- Aim -
Repeat the whole listing below, word for word.

- Provided records -
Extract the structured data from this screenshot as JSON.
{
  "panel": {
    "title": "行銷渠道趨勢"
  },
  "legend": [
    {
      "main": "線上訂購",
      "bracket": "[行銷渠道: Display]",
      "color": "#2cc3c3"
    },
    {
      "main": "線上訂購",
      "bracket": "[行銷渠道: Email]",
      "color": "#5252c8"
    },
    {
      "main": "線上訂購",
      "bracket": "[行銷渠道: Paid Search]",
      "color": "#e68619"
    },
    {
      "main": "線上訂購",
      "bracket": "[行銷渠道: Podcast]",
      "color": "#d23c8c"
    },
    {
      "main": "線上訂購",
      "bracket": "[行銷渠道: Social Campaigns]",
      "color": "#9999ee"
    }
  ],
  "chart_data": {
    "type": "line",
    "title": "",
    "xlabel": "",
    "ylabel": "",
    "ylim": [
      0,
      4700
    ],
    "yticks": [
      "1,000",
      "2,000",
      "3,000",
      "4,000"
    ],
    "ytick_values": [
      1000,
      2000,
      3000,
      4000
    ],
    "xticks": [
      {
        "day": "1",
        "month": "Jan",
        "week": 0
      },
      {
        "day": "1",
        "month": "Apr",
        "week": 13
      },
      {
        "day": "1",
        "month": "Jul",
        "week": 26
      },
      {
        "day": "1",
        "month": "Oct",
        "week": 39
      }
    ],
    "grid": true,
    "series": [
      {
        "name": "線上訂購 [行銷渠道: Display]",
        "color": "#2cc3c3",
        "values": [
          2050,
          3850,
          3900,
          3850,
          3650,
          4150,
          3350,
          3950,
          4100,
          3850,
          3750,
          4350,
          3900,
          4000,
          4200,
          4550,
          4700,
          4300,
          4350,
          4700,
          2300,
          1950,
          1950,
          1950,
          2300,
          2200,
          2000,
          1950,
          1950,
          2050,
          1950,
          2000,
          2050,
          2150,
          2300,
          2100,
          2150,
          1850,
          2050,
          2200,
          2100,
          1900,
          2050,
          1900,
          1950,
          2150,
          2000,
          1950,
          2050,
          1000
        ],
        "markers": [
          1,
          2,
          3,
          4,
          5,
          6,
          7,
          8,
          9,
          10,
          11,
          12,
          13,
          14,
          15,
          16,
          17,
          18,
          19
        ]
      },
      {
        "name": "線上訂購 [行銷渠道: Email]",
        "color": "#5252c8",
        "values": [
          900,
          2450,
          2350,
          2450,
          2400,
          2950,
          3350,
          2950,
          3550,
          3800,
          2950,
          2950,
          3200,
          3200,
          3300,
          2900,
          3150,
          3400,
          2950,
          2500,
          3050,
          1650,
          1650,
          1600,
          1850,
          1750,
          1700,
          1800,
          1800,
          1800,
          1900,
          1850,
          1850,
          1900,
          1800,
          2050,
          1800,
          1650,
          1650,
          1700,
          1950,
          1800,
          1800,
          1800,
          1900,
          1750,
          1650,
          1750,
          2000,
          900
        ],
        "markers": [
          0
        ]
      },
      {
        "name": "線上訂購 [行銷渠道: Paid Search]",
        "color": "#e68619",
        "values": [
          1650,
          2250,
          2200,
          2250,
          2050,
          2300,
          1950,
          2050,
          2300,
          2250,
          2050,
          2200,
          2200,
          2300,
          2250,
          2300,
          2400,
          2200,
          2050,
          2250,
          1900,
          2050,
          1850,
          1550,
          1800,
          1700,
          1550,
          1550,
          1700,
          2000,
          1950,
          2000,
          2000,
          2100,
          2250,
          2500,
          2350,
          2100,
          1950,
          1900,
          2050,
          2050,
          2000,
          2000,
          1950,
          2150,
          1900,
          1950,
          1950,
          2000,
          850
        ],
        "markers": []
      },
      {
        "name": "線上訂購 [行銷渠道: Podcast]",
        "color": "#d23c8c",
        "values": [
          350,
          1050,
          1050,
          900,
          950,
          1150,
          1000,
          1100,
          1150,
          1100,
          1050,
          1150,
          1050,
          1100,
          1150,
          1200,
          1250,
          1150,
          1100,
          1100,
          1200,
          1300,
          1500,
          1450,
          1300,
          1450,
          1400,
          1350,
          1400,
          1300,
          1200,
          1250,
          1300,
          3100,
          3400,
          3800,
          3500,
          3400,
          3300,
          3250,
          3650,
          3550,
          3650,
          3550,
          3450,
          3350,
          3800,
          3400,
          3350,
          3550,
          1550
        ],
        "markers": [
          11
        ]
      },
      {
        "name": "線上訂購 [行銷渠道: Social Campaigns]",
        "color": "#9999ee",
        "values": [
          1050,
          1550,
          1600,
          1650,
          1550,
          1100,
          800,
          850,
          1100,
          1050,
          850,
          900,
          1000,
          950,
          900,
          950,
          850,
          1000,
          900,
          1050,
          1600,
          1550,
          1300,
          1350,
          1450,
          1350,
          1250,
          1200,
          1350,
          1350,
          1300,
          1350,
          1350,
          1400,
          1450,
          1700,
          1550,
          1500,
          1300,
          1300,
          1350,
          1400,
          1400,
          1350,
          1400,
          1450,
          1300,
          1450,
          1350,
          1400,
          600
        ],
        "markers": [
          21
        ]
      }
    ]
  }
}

- Task answer -
Extract the structured data from this screenshot as JSON.
{
  "panel": {
    "title": "行銷渠道趨勢"
  },
  "legend": [
    {
      "main": "線上訂購",
      "bracket": "[行銷渠道: Display]",
      "color": "#2cc3c3"
    },
    {
      "main": "線上訂購",
      "bracket": "[行銷渠道: Email]",
      "color": "#5252c8"
    },
    {
      "main": "線上訂購",
      "bracket": "[行銷渠道: Paid Search]",
      "color": "#e68619"
    },
    {
      "main": "線上訂購",
      "bracket": "[行銷渠道: Podcast]",
      "color": "#d23c8c"
    },
    {
      "main": "線上訂購",
      "bracket": "[行銷渠道: Social Campaigns]",
      "color": "#9999ee"
    }
  ],
  "chart_data": {
    "type": "line",
    "title": "",
    "xlabel": "",
    "ylabel": "",
    "ylim": [
      0,
      4700
    ],
    "yticks": [
      "1,000",
      "2,000",
      "3,000",
      "4,000"
    ],
    "ytick_values": [
      1000,
      2000,
      3000,
      4000
    ],
    "xticks": [
      {
        "day": "1",
        "month": "Jan",
        "week": 0
      },
      {
        "day": "1",
        "month": "Apr",
        "week": 13
      },
      {
        "day": "1",
        "month": "Jul",
        "week": 26
      },
      {
        "day": "1",
        "month": "Oct",
        "week": 39
      }
    ],
    "grid": true,
    "series": [
      {
        "name": "線上訂購 [行銷渠道: Display]",
        "color": "#2cc3c3",
        "values": [
          2050,
          3850,
          3900,
          3850,
          3650,
          4150,
          3350,
          3950,
          4100,
          3850,
          3750,
          4350,
          3900,
          4000,
          4200,
          4550,
          4700,
          4300,
          4350,
          4700,
          2300,
          1950,
          1950,
          1950,
          2300,
          2200,
          2000,
          1950,
          1950,
          2050,
          1950,
          2000,
          2050,
          2150,
          2300,
          2100,
          2150,
          1850,
          2050,
          2200,
          2100,
          1900,
          2050,
          1900,
          1950,
          2150,
          2000,
          1950,
          2050,
          1000
        ],
        "markers": [
          1,
          2,
          3,
          4,
          5,
          6,
          7,
          8,
          9,
          10,
          11,
          12,
          13,
          14,
          15,
          16,
          17,
          18,
          19
        ]
      },
      {
        "name": "線上訂購 [行銷渠道: Email]",
        "color": "#5252c8",
        "values": [
          900,
          2450,
          2350,
          2450,
          2400,
          2950,
          3350,
          2950,
          3550,
          3800,
          2950,
          2950,
          3200,
          3200,
          3300,
          2900,
          3150,
          3400,
          2950,
          2500,
          3050,
          1650,
          1650,
          1600,
          1850,
          1750,
          1700,
          1800,
          1800,
          1800,
          1900,
          1850,
          1850,
          1900,
          1800,
          2050,
          1800,
          1650,
          1650,
          1700,
          1950,
          1800,
          1800,
          1800,
          1900,
          1750,
          1650,
          1750,
          2000,
          900
        ],
        "markers": [
          0
        ]
      },
      {
        "name": "線上訂購 [行銷渠道: Paid Search]",
        "color": "#e68619",
        "values": [
          1650,
          2250,
          2200,
          2250,
          2050,
          2300,
          1950,
          2050,
          2300,
          2250,
          2050,
          2200,
          2200,
          2300,
          2250,
          2300,
          2400,
          2200,
          2050,
          2250,
          1900,
          2050,
          1850,
          1550,
          1800,
          1700,
          1550,
          1550,
          1700,
          2000,
          1950,
          2000,
          2000,
          2100,
          2250,
          2500,
          2350,
          2100,
          1950,
          1900,
          2050,
          2050,
          2000,
          2000,
          1950,
          2150,
          1900,
          1950,
          1950,
          2000,
          850
        ],
        "markers": []
      },
      {
        "name": "線上訂購 [行銷渠道: Podcast]",
        "color": "#d23c8c",
        "values": [
          350,
          1050,
          1050,
          900,
          950,
          1150,
          1000,
          1100,
          1150,
          1100,
          1050,
          1150,
          1050,
          1100,
          1150,
          1200,
          1250,
          1150,
          1100,
          1100,
          1200,
          1300,
          1500,
          1450,
          1300,
          1450,
          1400,
          1350,
          1400,
          1300,
          1200,
          1250,
          1300,
          3100,
          3400,
          3800,
          3500,
          3400,
          3300,
          3250,
          3650,
          3550,
          3650,
          3550,
          3450,
          3350,
          3800,
          3400,
          3350,
          3550,
          1550
        ],
        "markers": [
          11
        ]
      },
      {
        "name": "線上訂購 [行銷渠道: Social Campaigns]",
        "color": "#9999ee",
        "values": [
          1050,
          1550,
          1600,
          1650,
          1550,
          1100,
          800,
          850,
          1100,
          1050,
          850,
          900,
          1000,
          950,
          900,
          950,
          850,
          1000,
          900,
          1050,
          1600,
          1550,
          1300,
          1350,
          1450,
          1350,
          1250,
          1200,
          1350,
          1350,
          1300,
          1350,
          1350,
          1400,
          1450,
          1700,
          1550,
          1500,
          1300,
          1300,
          1350,
          1400,
          1400,
          1350,
          1400,
          1450,
          1300,
          1450,
          1350,
          1400,
          600
        ],
        "markers": [
          21
        ]
      }
    ]
  }
}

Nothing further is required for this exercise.